# Input rows:
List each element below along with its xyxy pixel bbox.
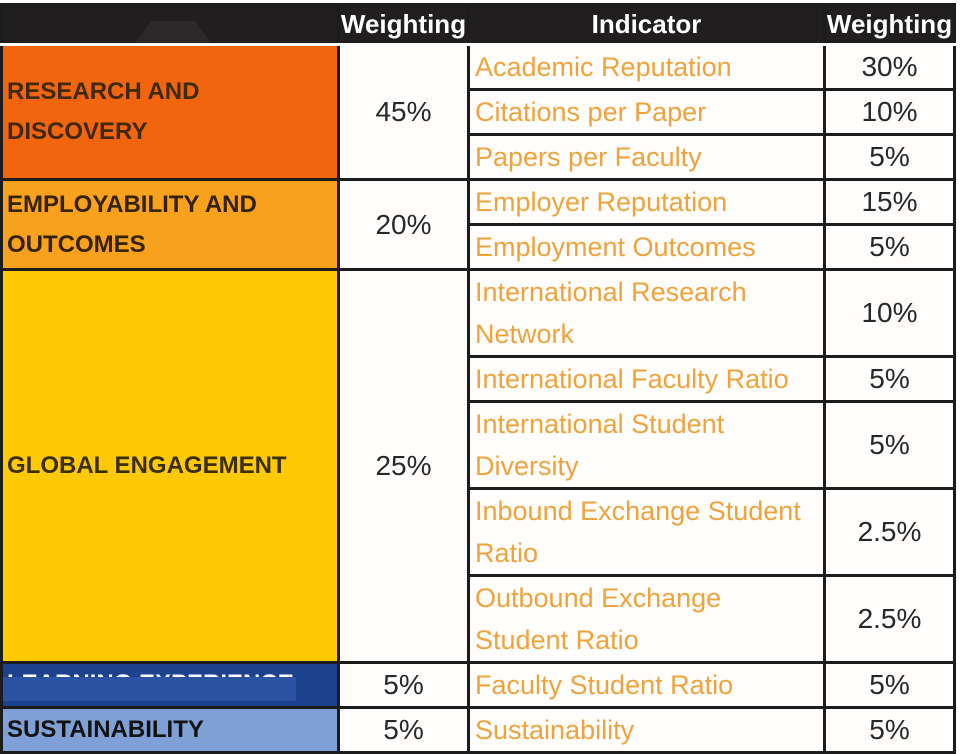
indicator-weighting-value: 5% bbox=[823, 133, 956, 181]
indicator-cell: Papers per Faculty bbox=[467, 133, 826, 181]
indicator-weighting-value: 5% bbox=[823, 661, 956, 709]
table-row: RESEARCH AND DISCOVERY 45% Academic Repu… bbox=[0, 43, 956, 181]
indicator-weighting-value: 10% bbox=[823, 268, 956, 358]
table-row: Outbound Exchange Student Ratio 2.5% bbox=[2, 574, 956, 664]
ranking-methodology-table: Weighting Indicator Weighting RESEARCH A… bbox=[0, 3, 956, 754]
indicator-weighting-value: 5% bbox=[823, 355, 956, 403]
indicator-cell: International Student Diversity bbox=[467, 400, 826, 490]
header-category-cell bbox=[0, 3, 340, 46]
table-row: International Student Diversity 5% bbox=[2, 400, 956, 490]
redaction-overlay bbox=[4, 676, 296, 701]
category-cell-employability-and-outcomes: EMPLOYABILITY AND OUTCOMES bbox=[0, 178, 340, 271]
indicator-cell: International Faculty Ratio bbox=[467, 355, 826, 403]
header-row: Weighting Indicator Weighting bbox=[0, 3, 956, 46]
indicator-cell: Employer Reputation bbox=[467, 178, 826, 226]
indicator-weighting-value: 30% bbox=[823, 43, 956, 91]
table-row: Citations per Paper 10% bbox=[2, 88, 956, 136]
indicator-cell: Inbound Exchange Student Ratio bbox=[467, 487, 826, 577]
indicator-cell: Faculty Student Ratio bbox=[467, 661, 826, 709]
table-row: LEARNING EXPERIENCE 5% Faculty Student R… bbox=[0, 661, 956, 709]
table-row: GLOBAL ENGAGEMENT 25% International Rese… bbox=[0, 268, 956, 664]
category-cell-sustainability: SUSTAINABILITY bbox=[0, 706, 340, 754]
table-row: EMPLOYABILITY AND OUTCOMES 20% Employer … bbox=[0, 178, 956, 271]
indicator-weighting-value: 2.5% bbox=[823, 574, 956, 664]
table-row: Employment Outcomes 5% bbox=[2, 223, 956, 271]
header-weighting-left: Weighting bbox=[337, 3, 470, 46]
indicator-weighting-value: 15% bbox=[823, 178, 956, 226]
table-row: SUSTAINABILITY 5% Sustainability 5% bbox=[0, 706, 956, 754]
header-smudge bbox=[131, 21, 215, 42]
category-weighting-value: 25% bbox=[337, 268, 470, 664]
indicator-cell: Outbound Exchange Student Ratio bbox=[467, 574, 826, 664]
indicator-cell: Academic Reputation bbox=[467, 43, 826, 91]
indicator-cell: Citations per Paper bbox=[467, 88, 826, 136]
category-cell-learning-experience: LEARNING EXPERIENCE bbox=[0, 661, 340, 709]
indicator-cell: Sustainability bbox=[467, 706, 826, 754]
category-cell-global-engagement: GLOBAL ENGAGEMENT bbox=[0, 268, 340, 664]
table-row: International Faculty Ratio 5% bbox=[2, 355, 956, 403]
indicator-weighting-value: 5% bbox=[823, 223, 956, 271]
category-weighting-value: 5% bbox=[337, 706, 470, 754]
header-weighting-right: Weighting bbox=[823, 3, 956, 46]
category-weighting-value: 20% bbox=[337, 178, 470, 271]
header-indicator: Indicator bbox=[467, 3, 826, 46]
category-weighting-value: 5% bbox=[337, 661, 470, 709]
table-row: Inbound Exchange Student Ratio 2.5% bbox=[2, 487, 956, 577]
indicator-weighting-value: 10% bbox=[823, 88, 956, 136]
indicator-weighting-value: 5% bbox=[823, 706, 956, 754]
category-cell-research-and-discovery: RESEARCH AND DISCOVERY bbox=[0, 43, 340, 181]
indicator-cell: Employment Outcomes bbox=[467, 223, 826, 271]
indicator-cell: International Research Network bbox=[467, 268, 826, 358]
indicator-weighting-value: 5% bbox=[823, 400, 956, 490]
category-weighting-value: 45% bbox=[337, 43, 470, 181]
table-row: Papers per Faculty 5% bbox=[2, 133, 956, 181]
indicator-weighting-value: 2.5% bbox=[823, 487, 956, 577]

# Work to complete:
Retype all of the records above line for line, with nothing changed, and leave the pictures out of your answer.

# The response:
List each element below along with its xyxy pixel bbox.
indicator-weighting-value: 5% bbox=[823, 133, 956, 181]
indicator-cell: Papers per Faculty bbox=[467, 133, 826, 181]
indicator-weighting-value: 5% bbox=[823, 661, 956, 709]
table-row: RESEARCH AND DISCOVERY 45% Academic Repu… bbox=[0, 43, 956, 181]
indicator-weighting-value: 10% bbox=[823, 268, 956, 358]
table-row: Outbound Exchange Student Ratio 2.5% bbox=[2, 574, 956, 664]
ranking-methodology-table: Weighting Indicator Weighting RESEARCH A… bbox=[0, 3, 956, 754]
indicator-weighting-value: 5% bbox=[823, 355, 956, 403]
indicator-cell: International Student Diversity bbox=[467, 400, 826, 490]
header-category-cell bbox=[0, 3, 340, 46]
table-row: International Student Diversity 5% bbox=[2, 400, 956, 490]
redaction-overlay bbox=[4, 676, 296, 701]
category-cell-employability-and-outcomes: EMPLOYABILITY AND OUTCOMES bbox=[0, 178, 340, 271]
indicator-cell: International Faculty Ratio bbox=[467, 355, 826, 403]
header-row: Weighting Indicator Weighting bbox=[0, 3, 956, 46]
indicator-cell: Employer Reputation bbox=[467, 178, 826, 226]
indicator-weighting-value: 30% bbox=[823, 43, 956, 91]
table-row: Citations per Paper 10% bbox=[2, 88, 956, 136]
indicator-cell: Inbound Exchange Student Ratio bbox=[467, 487, 826, 577]
indicator-cell: Faculty Student Ratio bbox=[467, 661, 826, 709]
table-row: LEARNING EXPERIENCE 5% Faculty Student R… bbox=[0, 661, 956, 709]
table-row: GLOBAL ENGAGEMENT 25% International Rese… bbox=[0, 268, 956, 664]
category-cell-sustainability: SUSTAINABILITY bbox=[0, 706, 340, 754]
table-row: EMPLOYABILITY AND OUTCOMES 20% Employer … bbox=[0, 178, 956, 271]
indicator-weighting-value: 2.5% bbox=[823, 574, 956, 664]
table-row: Employment Outcomes 5% bbox=[2, 223, 956, 271]
header-weighting-left: Weighting bbox=[337, 3, 470, 46]
indicator-weighting-value: 15% bbox=[823, 178, 956, 226]
table-row: SUSTAINABILITY 5% Sustainability 5% bbox=[0, 706, 956, 754]
header-smudge bbox=[131, 21, 215, 42]
category-weighting-value: 25% bbox=[337, 268, 470, 664]
indicator-cell: Outbound Exchange Student Ratio bbox=[467, 574, 826, 664]
indicator-cell: Academic Reputation bbox=[467, 43, 826, 91]
indicator-cell: Citations per Paper bbox=[467, 88, 826, 136]
category-cell-learning-experience: LEARNING EXPERIENCE bbox=[0, 661, 340, 709]
indicator-cell: Sustainability bbox=[467, 706, 826, 754]
category-cell-global-engagement: GLOBAL ENGAGEMENT bbox=[0, 268, 340, 664]
table-row: International Faculty Ratio 5% bbox=[2, 355, 956, 403]
indicator-weighting-value: 5% bbox=[823, 223, 956, 271]
category-weighting-value: 5% bbox=[337, 706, 470, 754]
header-weighting-right: Weighting bbox=[823, 3, 956, 46]
category-weighting-value: 20% bbox=[337, 178, 470, 271]
header-indicator: Indicator bbox=[467, 3, 826, 46]
category-weighting-value: 5% bbox=[337, 661, 470, 709]
table-row: Inbound Exchange Student Ratio 2.5% bbox=[2, 487, 956, 577]
indicator-weighting-value: 10% bbox=[823, 88, 956, 136]
indicator-weighting-value: 5% bbox=[823, 706, 956, 754]
category-cell-research-and-discovery: RESEARCH AND DISCOVERY bbox=[0, 43, 340, 181]
indicator-cell: Employment Outcomes bbox=[467, 223, 826, 271]
indicator-cell: International Research Network bbox=[467, 268, 826, 358]
indicator-weighting-value: 5% bbox=[823, 400, 956, 490]
category-weighting-value: 45% bbox=[337, 43, 470, 181]
table-row: Papers per Faculty 5% bbox=[2, 133, 956, 181]
indicator-weighting-value: 2.5% bbox=[823, 487, 956, 577]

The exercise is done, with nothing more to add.